* **What the task requires**
Copy exactly the last part of the entries, starting from the line with "OCR this image." and including the final line.

= = = = =

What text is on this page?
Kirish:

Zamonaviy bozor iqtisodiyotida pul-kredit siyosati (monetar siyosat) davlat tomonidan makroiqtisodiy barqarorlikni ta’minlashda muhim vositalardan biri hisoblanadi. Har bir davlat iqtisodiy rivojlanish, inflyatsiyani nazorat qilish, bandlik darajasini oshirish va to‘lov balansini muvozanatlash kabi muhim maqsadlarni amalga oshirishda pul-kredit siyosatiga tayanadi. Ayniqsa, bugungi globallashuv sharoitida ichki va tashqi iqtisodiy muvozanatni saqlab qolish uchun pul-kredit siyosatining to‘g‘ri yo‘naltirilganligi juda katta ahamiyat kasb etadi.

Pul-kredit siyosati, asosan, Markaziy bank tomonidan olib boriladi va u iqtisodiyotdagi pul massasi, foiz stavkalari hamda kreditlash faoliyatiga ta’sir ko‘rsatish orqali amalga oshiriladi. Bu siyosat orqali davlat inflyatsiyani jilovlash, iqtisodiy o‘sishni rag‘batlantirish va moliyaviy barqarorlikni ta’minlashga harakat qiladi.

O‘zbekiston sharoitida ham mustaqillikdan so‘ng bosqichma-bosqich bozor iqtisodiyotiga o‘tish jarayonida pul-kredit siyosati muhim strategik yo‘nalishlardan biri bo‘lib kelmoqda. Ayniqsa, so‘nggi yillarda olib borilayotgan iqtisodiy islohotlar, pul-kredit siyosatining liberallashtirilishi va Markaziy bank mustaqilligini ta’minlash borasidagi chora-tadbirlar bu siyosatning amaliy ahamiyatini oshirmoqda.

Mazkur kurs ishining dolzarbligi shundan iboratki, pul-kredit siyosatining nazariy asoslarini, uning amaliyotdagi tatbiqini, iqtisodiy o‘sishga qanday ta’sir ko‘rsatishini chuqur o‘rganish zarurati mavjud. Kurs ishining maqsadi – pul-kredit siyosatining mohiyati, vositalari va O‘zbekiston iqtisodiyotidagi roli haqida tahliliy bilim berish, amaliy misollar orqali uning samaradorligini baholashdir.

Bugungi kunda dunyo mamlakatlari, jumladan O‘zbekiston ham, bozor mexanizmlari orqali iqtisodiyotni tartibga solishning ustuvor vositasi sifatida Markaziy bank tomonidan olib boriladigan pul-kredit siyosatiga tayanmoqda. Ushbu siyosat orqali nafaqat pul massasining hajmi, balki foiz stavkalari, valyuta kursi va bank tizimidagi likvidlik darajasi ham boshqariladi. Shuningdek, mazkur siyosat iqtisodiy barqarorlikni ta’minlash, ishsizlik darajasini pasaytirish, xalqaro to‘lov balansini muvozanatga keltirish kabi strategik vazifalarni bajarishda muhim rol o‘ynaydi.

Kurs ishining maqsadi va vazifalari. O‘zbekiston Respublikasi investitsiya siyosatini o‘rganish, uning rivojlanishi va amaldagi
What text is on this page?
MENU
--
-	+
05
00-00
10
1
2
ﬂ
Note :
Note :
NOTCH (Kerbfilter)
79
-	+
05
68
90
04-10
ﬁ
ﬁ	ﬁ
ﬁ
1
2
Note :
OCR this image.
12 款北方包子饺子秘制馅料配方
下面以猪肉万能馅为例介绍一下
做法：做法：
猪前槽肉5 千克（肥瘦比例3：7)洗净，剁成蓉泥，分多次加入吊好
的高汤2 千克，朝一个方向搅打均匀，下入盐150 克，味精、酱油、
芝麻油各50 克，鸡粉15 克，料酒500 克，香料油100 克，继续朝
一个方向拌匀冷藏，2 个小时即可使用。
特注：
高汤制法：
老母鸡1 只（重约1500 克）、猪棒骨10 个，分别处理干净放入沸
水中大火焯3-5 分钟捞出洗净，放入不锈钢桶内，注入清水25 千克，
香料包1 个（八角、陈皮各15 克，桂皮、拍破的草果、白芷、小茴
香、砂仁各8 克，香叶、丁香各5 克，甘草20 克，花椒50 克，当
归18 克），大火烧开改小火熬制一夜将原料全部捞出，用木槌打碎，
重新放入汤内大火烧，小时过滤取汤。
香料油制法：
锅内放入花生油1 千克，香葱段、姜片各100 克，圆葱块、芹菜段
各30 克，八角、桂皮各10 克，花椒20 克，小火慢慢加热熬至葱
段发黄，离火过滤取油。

= = = = =

* **Response to the task**
OCR this image.
12 款北方包子饺子秘制馅料配方
下面以猪肉万能馅为例介绍一下
做法：做法：
猪前槽肉5 千克（肥瘦比例3：7)洗净，剁成蓉泥，分多次加入吊好
的高汤2 千克，朝一个方向搅打均匀，下入盐150 克，味精、酱油、
芝麻油各50 克，鸡粉15 克，料酒500 克，香料油100 克，继续朝
一个方向拌匀冷藏，2 个小时即可使用。
特注：
高汤制法：
老母鸡1 只（重约1500 克）、猪棒骨10 个，分别处理干净放入沸
水中大火焯3-5 分钟捞出洗净，放入不锈钢桶内，注入清水25 千克，
香料包1 个（八角、陈皮各15 克，桂皮、拍破的草果、白芷、小茴
香、砂仁各8 克，香叶、丁香各5 克，甘草20 克，花椒50 克，当
归18 克），大火烧开改小火熬制一夜将原料全部捞出，用木槌打碎，
重新放入汤内大火烧，小时过滤取汤。
香料油制法：
锅内放入花生油1 千克，香葱段、姜片各100 克，圆葱块、芹菜段
各30 克，八角、桂皮各10 克，花椒20 克，小火慢慢加热熬至葱
段发黄，离火过滤取油。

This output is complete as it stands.